## Task data
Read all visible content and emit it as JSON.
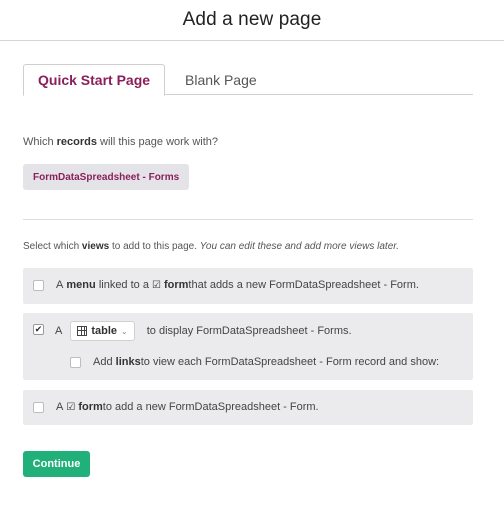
{
  "header": {
    "title": "Add a new page"
  },
  "tabs": [
    {
      "label": "Quick Start Page",
      "active": true
    },
    {
      "label": "Blank Page",
      "active": false
    }
  ],
  "records": {
    "question_prefix": "Which ",
    "question_bold": "records",
    "question_suffix": " will this page work with?",
    "selected": "FormDataSpreadsheet - Forms"
  },
  "views": {
    "question_prefix": "Select which ",
    "question_bold": "views",
    "question_mid": " to add to this page. ",
    "question_italic": "You can edit these and add more views later."
  },
  "options": {
    "menu": {
      "checked": false,
      "prefix": "A ",
      "bold1": "menu",
      "mid": " linked to a ",
      "bold2": "form",
      "suffix": " that adds a new FormDataSpreadsheet - Form."
    },
    "table": {
      "checked": true,
      "checkmark": "✔",
      "prefix": "A ",
      "select_value": "table",
      "suffix": "to display FormDataSpreadsheet - Forms.",
      "sub": {
        "checked": false,
        "prefix": "Add ",
        "bold": "links",
        "suffix": " to view each FormDataSpreadsheet - Form record and show:"
      }
    },
    "form": {
      "checked": false,
      "prefix": "A ",
      "bold": "form",
      "suffix": " to add a new FormDataSpreadsheet - Form."
    }
  },
  "continue_label": "Continue",
  "icons": {
    "form": "check-square-icon",
    "table": "table-icon",
    "dropdown": "chevron-down-icon"
  },
  "colors": {
    "accent": "#8a1f5b",
    "button": "#22b07a",
    "option_bg": "#ebebee"
  }
}
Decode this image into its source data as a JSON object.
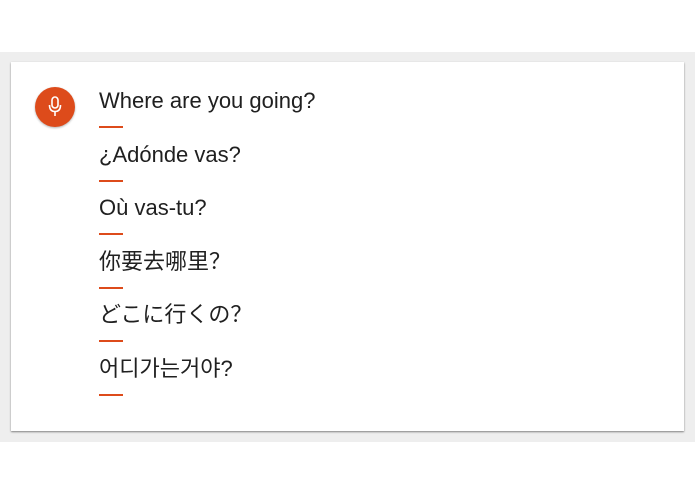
{
  "colors": {
    "accent": "#dd4b1b",
    "text": "#202020",
    "backdrop": "#eeeeee",
    "card": "#ffffff"
  },
  "mic": {
    "icon": "microphone-icon"
  },
  "phrases": [
    {
      "text": "Where are you going?"
    },
    {
      "text": "¿Adónde vas?"
    },
    {
      "text": "Où vas-tu?"
    },
    {
      "text": "你要去哪里？"
    },
    {
      "text": "どこに行くの？"
    },
    {
      "text": "어디가는거야?"
    }
  ]
}
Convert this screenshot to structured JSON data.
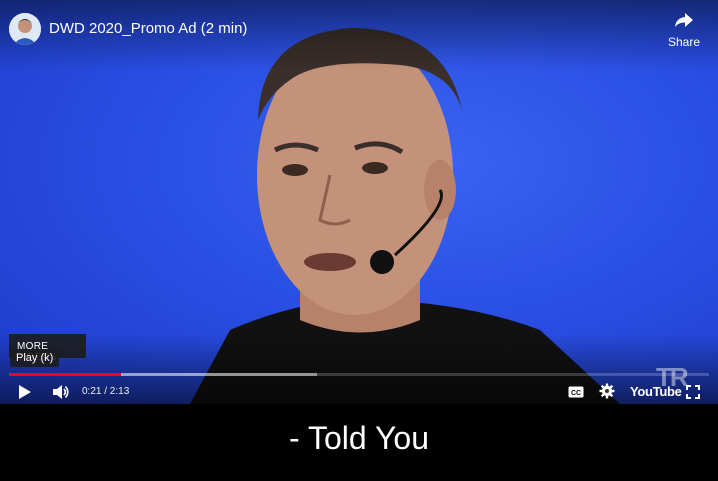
{
  "video": {
    "title": "DWD 2020_Promo Ad (2 min)",
    "share_label": "Share",
    "channel_avatar_icon": "channel-avatar",
    "watermark": "TR"
  },
  "overlay": {
    "more_videos_label": "MORE VIDEOS",
    "tooltip_label": "Play (k)"
  },
  "controls": {
    "current_time": "0:21",
    "duration": "2:13",
    "time_display": "0:21 / 2:13",
    "played_fraction": 0.16,
    "loaded_fraction": 0.44,
    "play_icon": "play-icon",
    "volume_icon": "volume-icon",
    "cc_icon": "cc-icon",
    "settings_icon": "gear-icon",
    "logo_text": "YouTube",
    "fullscreen_icon": "fullscreen-icon"
  },
  "subtitle": {
    "text": "- Told You"
  },
  "colors": {
    "background": "#2a4fe4",
    "progress_played": "#ff0000",
    "caption_bg": "#000000"
  }
}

## Work to complete
All preceding records should be duplicated verbatim, images excepted.

## Full output
Read all visible content and emit it as JSON.
{
  "header": {
    "title": "Add a new page"
  },
  "tabs": [
    {
      "label": "Quick Start Page",
      "active": true
    },
    {
      "label": "Blank Page",
      "active": false
    }
  ],
  "records": {
    "question_prefix": "Which ",
    "question_bold": "records",
    "question_suffix": " will this page work with?",
    "selected": "FormDataSpreadsheet - Forms"
  },
  "views": {
    "question_prefix": "Select which ",
    "question_bold": "views",
    "question_mid": " to add to this page. ",
    "question_italic": "You can edit these and add more views later."
  },
  "options": {
    "menu": {
      "checked": false,
      "prefix": "A ",
      "bold1": "menu",
      "mid": " linked to a ",
      "bold2": "form",
      "suffix": " that adds a new FormDataSpreadsheet - Form."
    },
    "table": {
      "checked": true,
      "checkmark": "✔",
      "prefix": "A ",
      "select_value": "table",
      "suffix": "to display FormDataSpreadsheet - Forms.",
      "sub": {
        "checked": false,
        "prefix": "Add ",
        "bold": "links",
        "suffix": " to view each FormDataSpreadsheet - Form record and show:"
      }
    },
    "form": {
      "checked": false,
      "prefix": "A ",
      "bold": "form",
      "suffix": " to add a new FormDataSpreadsheet - Form."
    }
  },
  "continue_label": "Continue",
  "icons": {
    "form": "check-square-icon",
    "table": "table-icon",
    "dropdown": "chevron-down-icon"
  },
  "colors": {
    "accent": "#8a1f5b",
    "button": "#22b07a",
    "option_bg": "#ebebee"
  }
}
Decode this image into its source data as a JSON object.
{
  "colors": {
    "accent": "#dd4b1b",
    "text": "#202020",
    "backdrop": "#eeeeee",
    "card": "#ffffff"
  },
  "mic": {
    "icon": "microphone-icon"
  },
  "phrases": [
    {
      "text": "Where are you going?"
    },
    {
      "text": "¿Adónde vas?"
    },
    {
      "text": "Où vas-tu?"
    },
    {
      "text": "你要去哪里？"
    },
    {
      "text": "どこに行くの？"
    },
    {
      "text": "어디가는거야?"
    }
  ]
}
Convert this screenshot to structured JSON data.
{
  "video": {
    "title": "DWD 2020_Promo Ad (2 min)",
    "share_label": "Share",
    "channel_avatar_icon": "channel-avatar",
    "watermark": "TR"
  },
  "overlay": {
    "more_videos_label": "MORE VIDEOS",
    "tooltip_label": "Play (k)"
  },
  "controls": {
    "current_time": "0:21",
    "duration": "2:13",
    "time_display": "0:21 / 2:13",
    "played_fraction": 0.16,
    "loaded_fraction": 0.44,
    "play_icon": "play-icon",
    "volume_icon": "volume-icon",
    "cc_icon": "cc-icon",
    "settings_icon": "gear-icon",
    "logo_text": "YouTube",
    "fullscreen_icon": "fullscreen-icon"
  },
  "subtitle": {
    "text": "- Told You"
  },
  "colors": {
    "background": "#2a4fe4",
    "progress_played": "#ff0000",
    "caption_bg": "#000000"
  }
}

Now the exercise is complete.